Indagine su una commedia al di sopra di ogni sospetto
Si fa presto a parlare di “commedia all’italiana”. Si fa presto a nominare Gassman, Sordi, Monicelli, Germi, e a suggerire improbabili paragoni. Ma in Italia la memoria storica (non solo cinematografica) è breve e in questi giorni riviste, blog e tv varie il grossolano errore – probabilmente attingendo tutti dal medesimo comunicato stampa – l’hanno compiuto.

* _DATI REGISTRATI_:

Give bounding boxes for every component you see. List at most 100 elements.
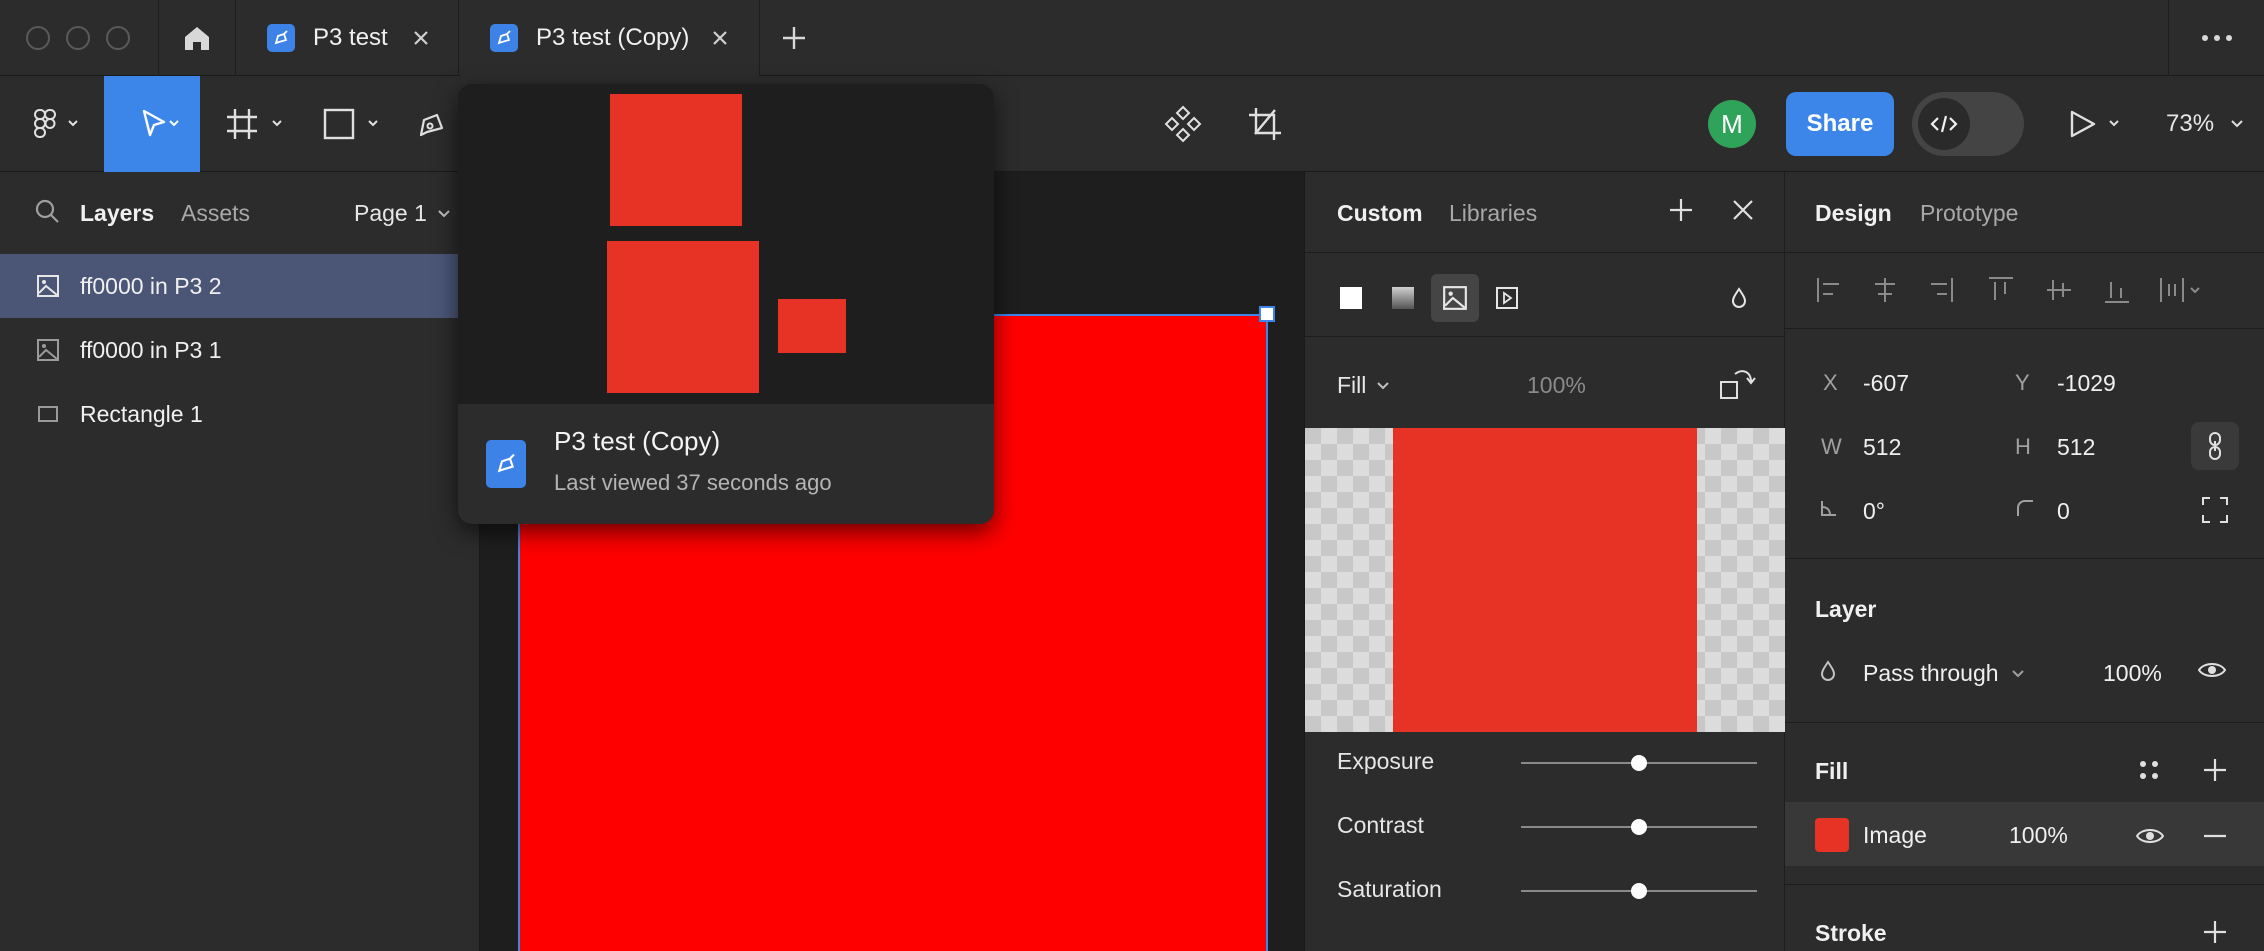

* _CONSEGNE DELL'ESERCIZIO_:
1: Elenca tutti i cognomi di persona citati nel testo sulla commedia all'italiana.
2: Ripeti il passo del testo sulla commedia all'italiana compreso tra "Indagine su una" e "stampa – l’hanno compiuto.", estremi inclusi.

* _SOLUZIONI DELLE CONSEGNE_:
1: Gassman, Sordi, Monicelli, Germi

2:
Indagine su una commedia al di sopra di ogni sospetto
Si fa presto a parlare di “commedia all’italiana”. Si fa presto a nominare Gassman, Sordi, Monicelli, Germi, e a suggerire improbabili paragoni. Ma in Italia la memoria storica (non solo cinematografica) è breve e in questi giorni riviste, blog e tv varie il grossolano errore – probabilmente attingendo tutti dal medesimo comunicato stampa – l’hanno compiuto.